Materials provided:
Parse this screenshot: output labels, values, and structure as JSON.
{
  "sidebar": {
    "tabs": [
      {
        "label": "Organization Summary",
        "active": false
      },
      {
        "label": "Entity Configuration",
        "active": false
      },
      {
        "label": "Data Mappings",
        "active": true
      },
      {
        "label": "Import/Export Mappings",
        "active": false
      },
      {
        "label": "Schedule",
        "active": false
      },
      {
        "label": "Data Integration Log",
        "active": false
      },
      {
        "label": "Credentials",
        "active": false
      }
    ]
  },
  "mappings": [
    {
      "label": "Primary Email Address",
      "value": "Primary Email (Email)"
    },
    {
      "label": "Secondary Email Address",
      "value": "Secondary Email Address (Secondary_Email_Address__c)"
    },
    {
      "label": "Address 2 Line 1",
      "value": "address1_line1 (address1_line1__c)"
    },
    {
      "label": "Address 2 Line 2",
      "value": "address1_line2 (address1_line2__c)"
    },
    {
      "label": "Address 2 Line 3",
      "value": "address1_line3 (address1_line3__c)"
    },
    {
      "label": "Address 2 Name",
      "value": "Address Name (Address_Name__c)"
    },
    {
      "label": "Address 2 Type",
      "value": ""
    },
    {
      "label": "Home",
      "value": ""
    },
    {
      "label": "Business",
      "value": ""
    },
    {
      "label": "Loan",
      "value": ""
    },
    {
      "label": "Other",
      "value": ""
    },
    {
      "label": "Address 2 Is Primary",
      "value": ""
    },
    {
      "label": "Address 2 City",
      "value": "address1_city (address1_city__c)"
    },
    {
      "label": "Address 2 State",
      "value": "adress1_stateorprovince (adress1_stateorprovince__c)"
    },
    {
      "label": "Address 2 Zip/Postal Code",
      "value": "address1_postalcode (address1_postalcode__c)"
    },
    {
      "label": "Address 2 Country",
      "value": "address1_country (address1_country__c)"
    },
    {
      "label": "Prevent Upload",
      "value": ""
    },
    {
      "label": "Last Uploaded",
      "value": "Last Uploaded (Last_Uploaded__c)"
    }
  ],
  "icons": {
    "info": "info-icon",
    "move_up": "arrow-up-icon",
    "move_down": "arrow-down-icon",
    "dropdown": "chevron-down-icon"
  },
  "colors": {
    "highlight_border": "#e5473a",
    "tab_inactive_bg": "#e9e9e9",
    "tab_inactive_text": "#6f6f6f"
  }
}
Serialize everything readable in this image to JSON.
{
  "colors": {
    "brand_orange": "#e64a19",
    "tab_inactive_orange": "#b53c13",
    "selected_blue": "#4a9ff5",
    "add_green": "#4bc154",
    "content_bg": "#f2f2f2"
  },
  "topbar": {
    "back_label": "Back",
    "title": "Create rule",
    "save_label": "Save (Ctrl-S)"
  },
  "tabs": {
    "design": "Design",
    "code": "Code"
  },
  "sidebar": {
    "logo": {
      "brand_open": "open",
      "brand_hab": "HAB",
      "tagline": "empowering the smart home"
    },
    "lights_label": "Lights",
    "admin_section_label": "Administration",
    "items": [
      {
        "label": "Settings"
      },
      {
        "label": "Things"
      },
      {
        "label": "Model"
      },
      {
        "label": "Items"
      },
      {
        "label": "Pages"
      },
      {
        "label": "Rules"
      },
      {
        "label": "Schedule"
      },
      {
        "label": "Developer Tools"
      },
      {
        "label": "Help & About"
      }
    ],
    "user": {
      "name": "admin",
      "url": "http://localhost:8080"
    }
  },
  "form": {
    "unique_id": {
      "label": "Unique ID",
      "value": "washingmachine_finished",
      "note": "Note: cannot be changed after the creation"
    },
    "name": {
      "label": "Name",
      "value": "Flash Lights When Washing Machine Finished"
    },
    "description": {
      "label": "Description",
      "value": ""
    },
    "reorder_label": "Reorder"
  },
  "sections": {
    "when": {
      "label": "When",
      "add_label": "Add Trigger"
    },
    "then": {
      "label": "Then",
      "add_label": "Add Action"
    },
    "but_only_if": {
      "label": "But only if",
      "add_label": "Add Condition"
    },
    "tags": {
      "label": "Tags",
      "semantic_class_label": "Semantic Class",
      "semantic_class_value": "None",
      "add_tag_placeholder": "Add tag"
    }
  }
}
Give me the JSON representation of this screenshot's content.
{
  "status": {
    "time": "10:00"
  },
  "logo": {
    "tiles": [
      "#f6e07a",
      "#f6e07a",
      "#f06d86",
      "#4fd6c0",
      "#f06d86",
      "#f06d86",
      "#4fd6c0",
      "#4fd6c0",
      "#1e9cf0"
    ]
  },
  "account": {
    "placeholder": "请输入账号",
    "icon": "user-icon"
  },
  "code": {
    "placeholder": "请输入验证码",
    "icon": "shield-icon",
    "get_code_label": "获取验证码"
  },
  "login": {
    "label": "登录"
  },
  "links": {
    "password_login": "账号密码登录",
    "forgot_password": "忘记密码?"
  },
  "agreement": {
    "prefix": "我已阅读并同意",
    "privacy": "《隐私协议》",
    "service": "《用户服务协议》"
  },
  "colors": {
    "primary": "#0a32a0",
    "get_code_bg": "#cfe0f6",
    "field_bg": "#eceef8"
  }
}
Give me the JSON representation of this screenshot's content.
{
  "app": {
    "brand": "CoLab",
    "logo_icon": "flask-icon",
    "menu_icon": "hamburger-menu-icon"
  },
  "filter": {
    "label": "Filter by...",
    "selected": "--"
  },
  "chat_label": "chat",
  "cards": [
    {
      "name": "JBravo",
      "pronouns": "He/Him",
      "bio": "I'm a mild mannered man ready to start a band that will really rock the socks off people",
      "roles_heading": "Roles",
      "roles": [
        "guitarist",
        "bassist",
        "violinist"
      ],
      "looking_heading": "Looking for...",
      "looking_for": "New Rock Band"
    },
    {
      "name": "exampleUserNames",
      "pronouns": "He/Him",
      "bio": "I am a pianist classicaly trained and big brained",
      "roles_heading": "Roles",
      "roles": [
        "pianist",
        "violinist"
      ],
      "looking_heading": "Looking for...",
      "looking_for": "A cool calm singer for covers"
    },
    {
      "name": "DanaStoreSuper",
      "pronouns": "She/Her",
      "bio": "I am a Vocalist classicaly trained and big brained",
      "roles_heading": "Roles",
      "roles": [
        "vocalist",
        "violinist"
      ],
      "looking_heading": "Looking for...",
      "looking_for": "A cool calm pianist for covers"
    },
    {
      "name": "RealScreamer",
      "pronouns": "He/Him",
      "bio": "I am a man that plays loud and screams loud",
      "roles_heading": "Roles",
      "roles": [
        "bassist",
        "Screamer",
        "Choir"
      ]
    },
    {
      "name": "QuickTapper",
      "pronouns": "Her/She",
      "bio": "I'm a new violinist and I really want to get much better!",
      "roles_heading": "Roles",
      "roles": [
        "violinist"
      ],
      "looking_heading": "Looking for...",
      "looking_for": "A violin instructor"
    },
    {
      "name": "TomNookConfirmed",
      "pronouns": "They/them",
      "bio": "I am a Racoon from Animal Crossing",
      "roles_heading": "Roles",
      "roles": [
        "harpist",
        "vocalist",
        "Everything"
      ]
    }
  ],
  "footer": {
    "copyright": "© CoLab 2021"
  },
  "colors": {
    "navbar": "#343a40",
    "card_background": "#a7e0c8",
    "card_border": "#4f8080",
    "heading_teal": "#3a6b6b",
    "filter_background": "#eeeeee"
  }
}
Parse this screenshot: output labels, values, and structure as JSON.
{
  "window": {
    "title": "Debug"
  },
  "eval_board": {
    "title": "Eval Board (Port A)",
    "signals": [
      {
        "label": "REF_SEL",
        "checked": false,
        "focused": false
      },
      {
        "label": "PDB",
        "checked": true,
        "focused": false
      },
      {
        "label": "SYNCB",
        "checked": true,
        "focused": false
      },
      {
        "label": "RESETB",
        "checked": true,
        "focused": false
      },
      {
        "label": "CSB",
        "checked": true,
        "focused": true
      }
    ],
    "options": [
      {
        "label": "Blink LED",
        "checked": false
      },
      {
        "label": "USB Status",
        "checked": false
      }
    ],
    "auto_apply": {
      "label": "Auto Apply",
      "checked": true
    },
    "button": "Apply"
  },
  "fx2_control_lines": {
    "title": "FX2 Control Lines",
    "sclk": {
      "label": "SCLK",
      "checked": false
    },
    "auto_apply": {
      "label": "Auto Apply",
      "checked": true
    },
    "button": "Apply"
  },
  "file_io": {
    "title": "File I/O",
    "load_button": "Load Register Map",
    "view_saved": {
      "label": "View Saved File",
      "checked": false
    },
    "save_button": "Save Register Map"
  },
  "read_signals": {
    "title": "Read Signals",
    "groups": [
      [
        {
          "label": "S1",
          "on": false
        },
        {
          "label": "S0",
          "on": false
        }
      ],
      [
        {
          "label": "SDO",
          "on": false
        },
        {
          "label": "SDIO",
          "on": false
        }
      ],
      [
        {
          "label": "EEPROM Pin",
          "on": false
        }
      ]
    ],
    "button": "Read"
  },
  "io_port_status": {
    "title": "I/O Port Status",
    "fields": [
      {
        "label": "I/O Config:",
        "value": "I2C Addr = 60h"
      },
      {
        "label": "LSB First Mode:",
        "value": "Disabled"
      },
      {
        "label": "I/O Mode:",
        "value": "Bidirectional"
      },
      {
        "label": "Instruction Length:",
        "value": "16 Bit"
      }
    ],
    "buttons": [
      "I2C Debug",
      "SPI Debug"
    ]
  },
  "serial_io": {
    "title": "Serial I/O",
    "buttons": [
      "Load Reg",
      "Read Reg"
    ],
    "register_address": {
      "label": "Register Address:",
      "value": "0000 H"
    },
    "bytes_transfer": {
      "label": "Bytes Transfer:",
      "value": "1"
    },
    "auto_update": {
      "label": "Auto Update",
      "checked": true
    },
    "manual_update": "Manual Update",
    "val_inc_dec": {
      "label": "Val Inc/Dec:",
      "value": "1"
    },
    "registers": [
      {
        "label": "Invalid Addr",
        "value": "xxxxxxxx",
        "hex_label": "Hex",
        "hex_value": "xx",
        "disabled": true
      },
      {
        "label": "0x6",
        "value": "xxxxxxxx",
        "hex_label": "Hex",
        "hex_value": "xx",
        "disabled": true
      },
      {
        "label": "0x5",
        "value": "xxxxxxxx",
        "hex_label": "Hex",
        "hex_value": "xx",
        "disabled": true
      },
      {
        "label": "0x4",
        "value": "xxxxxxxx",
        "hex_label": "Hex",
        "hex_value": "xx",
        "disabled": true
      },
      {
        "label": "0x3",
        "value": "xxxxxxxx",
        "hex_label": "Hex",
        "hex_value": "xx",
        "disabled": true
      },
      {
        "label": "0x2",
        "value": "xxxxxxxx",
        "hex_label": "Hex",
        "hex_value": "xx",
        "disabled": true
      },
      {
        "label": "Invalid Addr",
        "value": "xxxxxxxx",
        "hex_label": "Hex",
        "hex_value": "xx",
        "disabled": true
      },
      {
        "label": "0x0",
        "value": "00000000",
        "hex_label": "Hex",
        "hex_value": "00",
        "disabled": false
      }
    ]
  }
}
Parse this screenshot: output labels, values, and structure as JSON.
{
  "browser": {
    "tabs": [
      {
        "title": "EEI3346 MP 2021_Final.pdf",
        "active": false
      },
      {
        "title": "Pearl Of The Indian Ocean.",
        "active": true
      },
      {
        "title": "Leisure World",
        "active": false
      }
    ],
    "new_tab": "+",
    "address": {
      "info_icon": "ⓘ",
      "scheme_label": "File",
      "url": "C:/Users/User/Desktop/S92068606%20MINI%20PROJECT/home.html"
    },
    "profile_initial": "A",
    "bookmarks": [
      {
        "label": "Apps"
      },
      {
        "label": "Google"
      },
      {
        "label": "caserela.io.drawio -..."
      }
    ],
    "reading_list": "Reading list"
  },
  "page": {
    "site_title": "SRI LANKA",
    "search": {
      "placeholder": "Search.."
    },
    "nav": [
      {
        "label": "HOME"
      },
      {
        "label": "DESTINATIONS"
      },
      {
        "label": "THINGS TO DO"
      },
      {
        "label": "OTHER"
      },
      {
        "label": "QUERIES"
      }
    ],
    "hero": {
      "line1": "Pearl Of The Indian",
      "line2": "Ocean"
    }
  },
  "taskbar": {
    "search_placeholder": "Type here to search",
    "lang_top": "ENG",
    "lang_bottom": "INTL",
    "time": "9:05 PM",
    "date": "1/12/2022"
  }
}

Task requirements:
Give only the number of lines in the entries above that contain the string "Data".

Solution below:
2